Task brief: Please count the lines in the listing below where the word "JSON" appears. Give the number only.

● ● ● ●

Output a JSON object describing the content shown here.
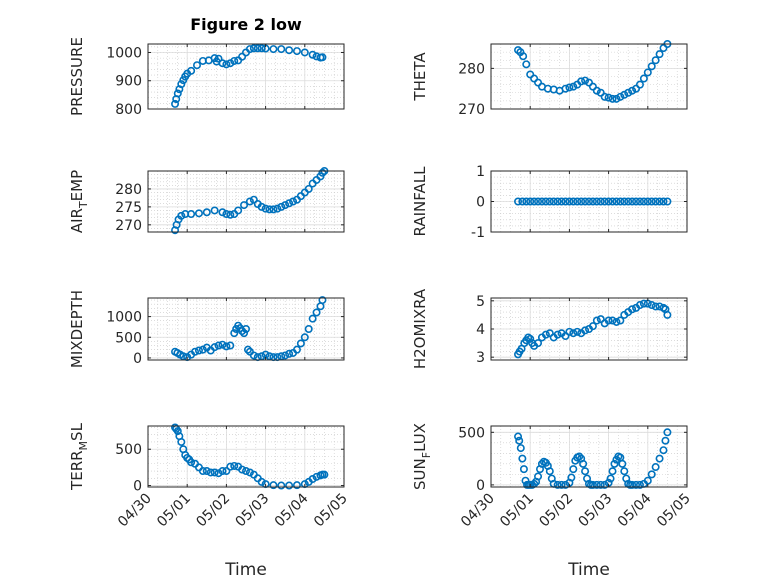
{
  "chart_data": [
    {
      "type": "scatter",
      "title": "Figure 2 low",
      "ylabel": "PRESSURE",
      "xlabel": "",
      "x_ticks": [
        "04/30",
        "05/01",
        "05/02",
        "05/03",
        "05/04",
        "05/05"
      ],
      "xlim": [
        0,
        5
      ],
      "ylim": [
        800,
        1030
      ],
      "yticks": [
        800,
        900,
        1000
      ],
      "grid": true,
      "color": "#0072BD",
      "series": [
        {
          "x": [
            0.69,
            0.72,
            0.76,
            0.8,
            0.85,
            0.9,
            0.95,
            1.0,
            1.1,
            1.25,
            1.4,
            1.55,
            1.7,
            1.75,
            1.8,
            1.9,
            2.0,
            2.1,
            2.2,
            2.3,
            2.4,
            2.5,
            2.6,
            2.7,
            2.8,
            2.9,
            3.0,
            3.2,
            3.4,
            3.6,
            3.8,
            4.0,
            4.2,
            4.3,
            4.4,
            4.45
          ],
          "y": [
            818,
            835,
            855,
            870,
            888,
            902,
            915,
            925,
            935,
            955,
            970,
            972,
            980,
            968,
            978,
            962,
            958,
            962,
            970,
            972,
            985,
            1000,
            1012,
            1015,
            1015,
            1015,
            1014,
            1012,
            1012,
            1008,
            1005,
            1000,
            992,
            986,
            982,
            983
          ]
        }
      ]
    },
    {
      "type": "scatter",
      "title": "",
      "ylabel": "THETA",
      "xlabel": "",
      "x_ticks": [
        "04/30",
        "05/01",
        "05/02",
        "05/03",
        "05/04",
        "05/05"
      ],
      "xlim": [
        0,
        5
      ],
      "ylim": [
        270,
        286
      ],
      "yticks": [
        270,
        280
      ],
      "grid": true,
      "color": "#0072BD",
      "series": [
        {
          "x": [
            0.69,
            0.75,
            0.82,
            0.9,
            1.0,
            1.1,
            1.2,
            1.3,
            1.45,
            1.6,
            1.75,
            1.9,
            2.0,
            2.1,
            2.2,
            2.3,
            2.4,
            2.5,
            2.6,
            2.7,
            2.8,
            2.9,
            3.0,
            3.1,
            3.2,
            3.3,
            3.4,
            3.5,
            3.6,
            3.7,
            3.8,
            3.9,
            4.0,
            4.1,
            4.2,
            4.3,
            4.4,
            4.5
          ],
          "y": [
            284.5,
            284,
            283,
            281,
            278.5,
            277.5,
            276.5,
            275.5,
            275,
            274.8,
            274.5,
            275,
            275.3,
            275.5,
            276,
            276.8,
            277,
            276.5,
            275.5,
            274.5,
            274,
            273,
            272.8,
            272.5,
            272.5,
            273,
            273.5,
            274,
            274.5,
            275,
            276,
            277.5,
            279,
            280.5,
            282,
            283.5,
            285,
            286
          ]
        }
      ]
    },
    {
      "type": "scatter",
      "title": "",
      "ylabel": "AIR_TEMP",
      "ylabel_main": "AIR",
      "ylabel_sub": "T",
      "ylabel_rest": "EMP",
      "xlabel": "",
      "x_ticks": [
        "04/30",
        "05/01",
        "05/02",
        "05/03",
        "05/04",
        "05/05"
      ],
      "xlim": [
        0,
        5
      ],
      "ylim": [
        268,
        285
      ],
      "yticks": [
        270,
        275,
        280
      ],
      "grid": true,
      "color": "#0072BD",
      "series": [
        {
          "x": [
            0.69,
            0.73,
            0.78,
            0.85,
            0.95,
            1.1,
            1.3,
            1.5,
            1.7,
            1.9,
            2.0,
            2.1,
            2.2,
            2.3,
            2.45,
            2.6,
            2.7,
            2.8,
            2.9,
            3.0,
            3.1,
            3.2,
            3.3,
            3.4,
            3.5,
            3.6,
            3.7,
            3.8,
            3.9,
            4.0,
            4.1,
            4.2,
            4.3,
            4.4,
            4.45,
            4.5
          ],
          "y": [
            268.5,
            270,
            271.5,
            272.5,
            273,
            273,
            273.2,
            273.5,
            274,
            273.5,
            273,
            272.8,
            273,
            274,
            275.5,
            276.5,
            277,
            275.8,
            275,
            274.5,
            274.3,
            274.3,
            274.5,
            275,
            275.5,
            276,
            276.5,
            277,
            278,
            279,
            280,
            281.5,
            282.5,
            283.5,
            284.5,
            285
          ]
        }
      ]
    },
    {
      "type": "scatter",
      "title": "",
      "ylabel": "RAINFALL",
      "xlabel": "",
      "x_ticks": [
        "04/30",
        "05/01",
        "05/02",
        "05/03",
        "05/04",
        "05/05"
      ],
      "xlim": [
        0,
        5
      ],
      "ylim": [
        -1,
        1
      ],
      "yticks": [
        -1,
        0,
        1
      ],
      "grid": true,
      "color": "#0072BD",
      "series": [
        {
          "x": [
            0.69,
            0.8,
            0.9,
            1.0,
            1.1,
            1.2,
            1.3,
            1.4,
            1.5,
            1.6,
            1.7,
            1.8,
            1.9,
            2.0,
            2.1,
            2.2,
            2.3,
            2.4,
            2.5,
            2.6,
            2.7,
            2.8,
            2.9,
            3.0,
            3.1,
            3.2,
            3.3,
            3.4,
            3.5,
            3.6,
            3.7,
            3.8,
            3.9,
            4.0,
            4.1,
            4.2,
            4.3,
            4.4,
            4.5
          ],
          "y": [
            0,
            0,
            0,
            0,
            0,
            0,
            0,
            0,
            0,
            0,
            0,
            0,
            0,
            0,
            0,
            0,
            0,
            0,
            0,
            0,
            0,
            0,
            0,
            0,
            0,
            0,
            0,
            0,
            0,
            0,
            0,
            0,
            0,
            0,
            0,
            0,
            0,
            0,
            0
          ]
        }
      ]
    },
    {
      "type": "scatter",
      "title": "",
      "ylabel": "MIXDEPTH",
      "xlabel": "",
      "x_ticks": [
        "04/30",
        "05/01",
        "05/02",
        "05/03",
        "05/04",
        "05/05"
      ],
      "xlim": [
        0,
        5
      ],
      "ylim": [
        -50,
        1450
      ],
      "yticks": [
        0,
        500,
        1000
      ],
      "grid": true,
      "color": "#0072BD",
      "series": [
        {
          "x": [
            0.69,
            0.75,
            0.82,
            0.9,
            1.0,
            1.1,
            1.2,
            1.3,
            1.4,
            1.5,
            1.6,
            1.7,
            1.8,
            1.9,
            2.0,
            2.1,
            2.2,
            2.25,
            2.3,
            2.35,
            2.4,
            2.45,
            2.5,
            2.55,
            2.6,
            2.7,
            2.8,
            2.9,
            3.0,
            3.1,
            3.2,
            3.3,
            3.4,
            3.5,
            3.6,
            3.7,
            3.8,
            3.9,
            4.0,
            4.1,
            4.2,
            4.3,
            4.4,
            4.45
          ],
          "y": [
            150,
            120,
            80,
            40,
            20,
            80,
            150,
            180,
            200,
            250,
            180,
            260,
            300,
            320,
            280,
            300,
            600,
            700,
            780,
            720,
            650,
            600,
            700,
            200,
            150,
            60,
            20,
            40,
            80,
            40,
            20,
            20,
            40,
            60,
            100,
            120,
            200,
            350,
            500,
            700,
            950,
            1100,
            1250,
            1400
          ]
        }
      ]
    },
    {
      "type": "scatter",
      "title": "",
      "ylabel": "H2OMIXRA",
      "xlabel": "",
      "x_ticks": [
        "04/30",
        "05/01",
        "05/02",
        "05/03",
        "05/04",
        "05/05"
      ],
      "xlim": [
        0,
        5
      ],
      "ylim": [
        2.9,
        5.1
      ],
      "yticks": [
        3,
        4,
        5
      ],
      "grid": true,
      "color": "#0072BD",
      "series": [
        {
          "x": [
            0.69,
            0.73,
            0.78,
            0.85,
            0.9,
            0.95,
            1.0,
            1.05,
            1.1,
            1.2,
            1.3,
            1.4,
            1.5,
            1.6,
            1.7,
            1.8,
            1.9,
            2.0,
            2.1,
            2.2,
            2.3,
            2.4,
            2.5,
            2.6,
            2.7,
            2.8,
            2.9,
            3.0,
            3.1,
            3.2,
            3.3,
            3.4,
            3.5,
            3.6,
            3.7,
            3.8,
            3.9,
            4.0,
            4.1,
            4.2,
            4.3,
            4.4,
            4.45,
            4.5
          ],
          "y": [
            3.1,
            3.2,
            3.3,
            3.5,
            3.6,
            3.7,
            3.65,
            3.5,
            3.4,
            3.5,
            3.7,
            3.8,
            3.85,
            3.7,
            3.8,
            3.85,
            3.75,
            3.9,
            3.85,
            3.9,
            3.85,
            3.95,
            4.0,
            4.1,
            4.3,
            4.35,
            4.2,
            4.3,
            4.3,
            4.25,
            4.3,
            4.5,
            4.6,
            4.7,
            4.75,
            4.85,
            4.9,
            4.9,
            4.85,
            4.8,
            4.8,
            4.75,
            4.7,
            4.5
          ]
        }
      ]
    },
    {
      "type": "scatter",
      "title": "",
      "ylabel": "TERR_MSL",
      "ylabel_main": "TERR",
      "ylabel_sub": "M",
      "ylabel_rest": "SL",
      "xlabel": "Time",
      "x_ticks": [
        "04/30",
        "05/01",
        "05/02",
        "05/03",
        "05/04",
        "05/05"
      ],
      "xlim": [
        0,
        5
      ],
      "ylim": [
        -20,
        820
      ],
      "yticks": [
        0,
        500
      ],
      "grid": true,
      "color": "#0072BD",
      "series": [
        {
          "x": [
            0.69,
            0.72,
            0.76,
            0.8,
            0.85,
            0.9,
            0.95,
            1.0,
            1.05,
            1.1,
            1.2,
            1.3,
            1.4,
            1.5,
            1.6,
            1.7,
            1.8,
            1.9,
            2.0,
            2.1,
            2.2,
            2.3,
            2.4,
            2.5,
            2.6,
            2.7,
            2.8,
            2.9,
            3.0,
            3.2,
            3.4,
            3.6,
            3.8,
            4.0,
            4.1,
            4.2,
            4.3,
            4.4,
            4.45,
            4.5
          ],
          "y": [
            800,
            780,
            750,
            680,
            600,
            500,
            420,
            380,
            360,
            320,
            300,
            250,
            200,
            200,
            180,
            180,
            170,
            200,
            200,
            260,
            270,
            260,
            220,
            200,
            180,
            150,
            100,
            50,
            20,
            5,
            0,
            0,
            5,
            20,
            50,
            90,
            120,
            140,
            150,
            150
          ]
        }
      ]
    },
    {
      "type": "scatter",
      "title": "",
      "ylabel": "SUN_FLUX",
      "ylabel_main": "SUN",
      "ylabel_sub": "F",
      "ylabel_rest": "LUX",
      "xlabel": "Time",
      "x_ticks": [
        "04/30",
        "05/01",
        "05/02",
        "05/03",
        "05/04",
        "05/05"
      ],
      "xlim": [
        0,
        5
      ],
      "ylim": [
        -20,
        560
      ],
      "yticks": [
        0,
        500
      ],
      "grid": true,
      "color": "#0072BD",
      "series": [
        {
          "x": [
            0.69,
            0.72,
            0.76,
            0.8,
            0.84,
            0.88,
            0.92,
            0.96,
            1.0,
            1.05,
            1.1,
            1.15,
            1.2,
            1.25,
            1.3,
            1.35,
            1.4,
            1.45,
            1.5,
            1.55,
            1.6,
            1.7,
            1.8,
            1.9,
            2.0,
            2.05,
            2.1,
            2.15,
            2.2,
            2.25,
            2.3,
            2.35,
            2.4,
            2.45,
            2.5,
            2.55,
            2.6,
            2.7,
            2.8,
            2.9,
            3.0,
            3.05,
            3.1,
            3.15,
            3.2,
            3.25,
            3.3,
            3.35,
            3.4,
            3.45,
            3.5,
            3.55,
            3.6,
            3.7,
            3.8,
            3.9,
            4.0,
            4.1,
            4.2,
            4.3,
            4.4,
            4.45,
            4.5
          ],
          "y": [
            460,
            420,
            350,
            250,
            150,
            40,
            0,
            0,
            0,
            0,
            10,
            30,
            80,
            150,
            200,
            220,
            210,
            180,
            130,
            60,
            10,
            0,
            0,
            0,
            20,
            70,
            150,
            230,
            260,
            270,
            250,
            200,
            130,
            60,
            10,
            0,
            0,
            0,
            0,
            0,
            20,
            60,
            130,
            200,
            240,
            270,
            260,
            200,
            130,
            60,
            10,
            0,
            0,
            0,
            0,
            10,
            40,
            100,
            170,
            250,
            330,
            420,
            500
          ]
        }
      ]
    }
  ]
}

● ● ● ●

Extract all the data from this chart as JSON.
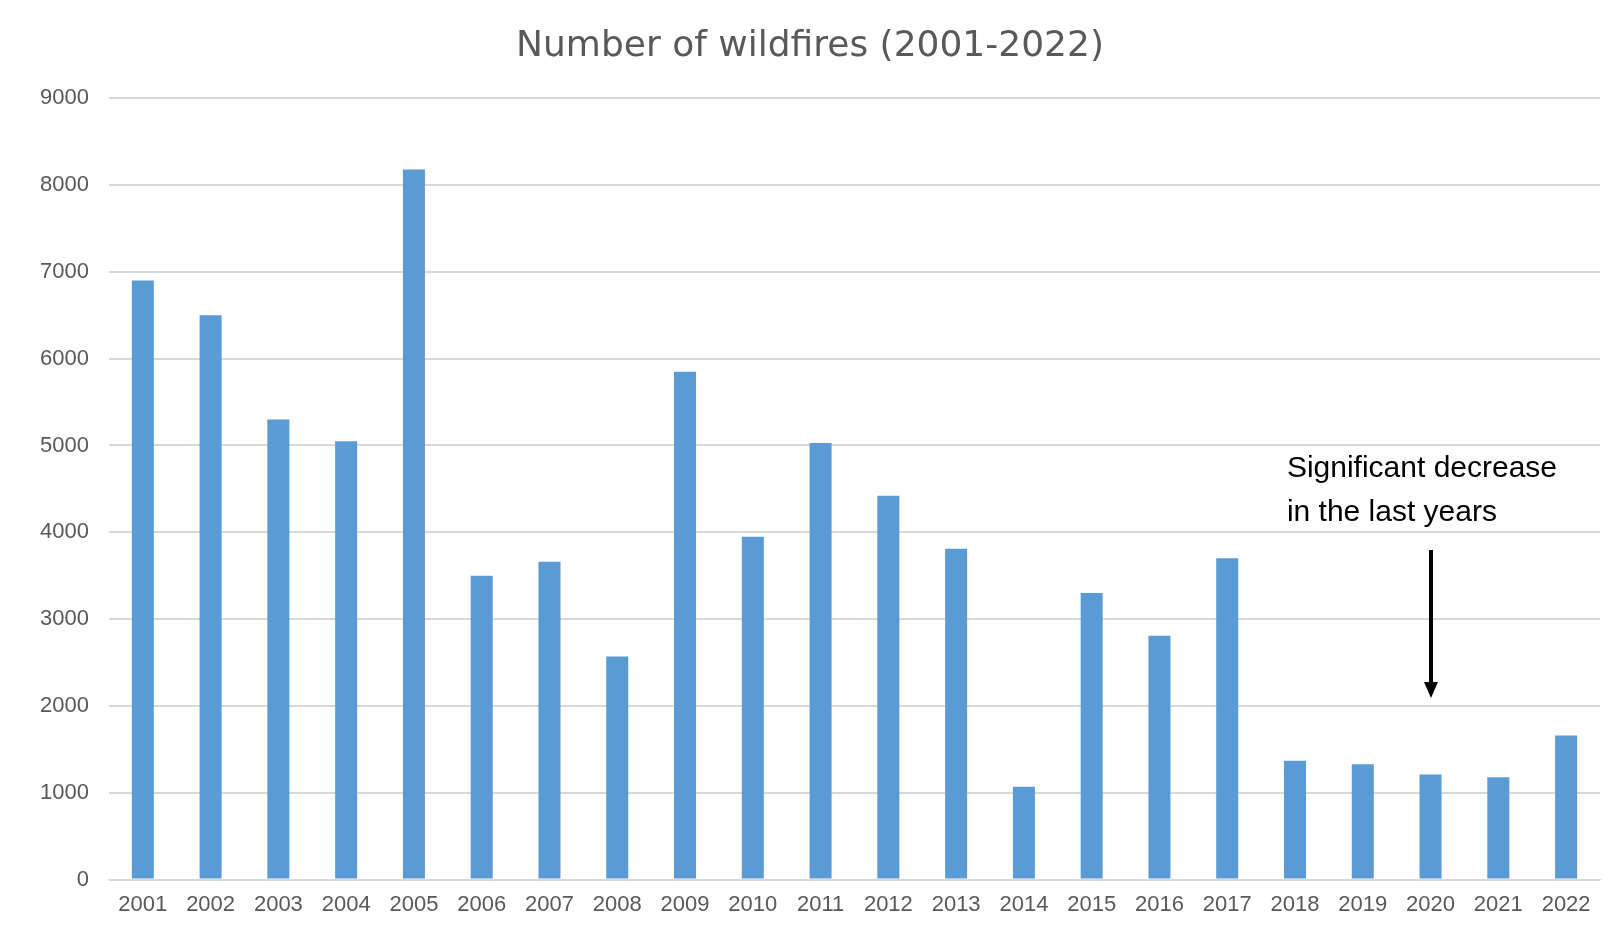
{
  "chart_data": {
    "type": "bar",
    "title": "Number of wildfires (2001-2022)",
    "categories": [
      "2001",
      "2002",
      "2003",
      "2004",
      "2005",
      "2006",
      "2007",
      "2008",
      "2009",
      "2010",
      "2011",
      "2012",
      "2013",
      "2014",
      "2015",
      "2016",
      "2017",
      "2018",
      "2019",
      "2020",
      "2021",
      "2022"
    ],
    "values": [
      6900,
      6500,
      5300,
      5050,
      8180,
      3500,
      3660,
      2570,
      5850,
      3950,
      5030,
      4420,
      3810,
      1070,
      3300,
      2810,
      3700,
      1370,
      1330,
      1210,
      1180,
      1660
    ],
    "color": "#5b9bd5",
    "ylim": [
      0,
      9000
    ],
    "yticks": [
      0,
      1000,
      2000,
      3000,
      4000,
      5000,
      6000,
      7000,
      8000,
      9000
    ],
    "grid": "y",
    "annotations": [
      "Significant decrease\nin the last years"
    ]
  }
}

● ● ● ●

The output: 2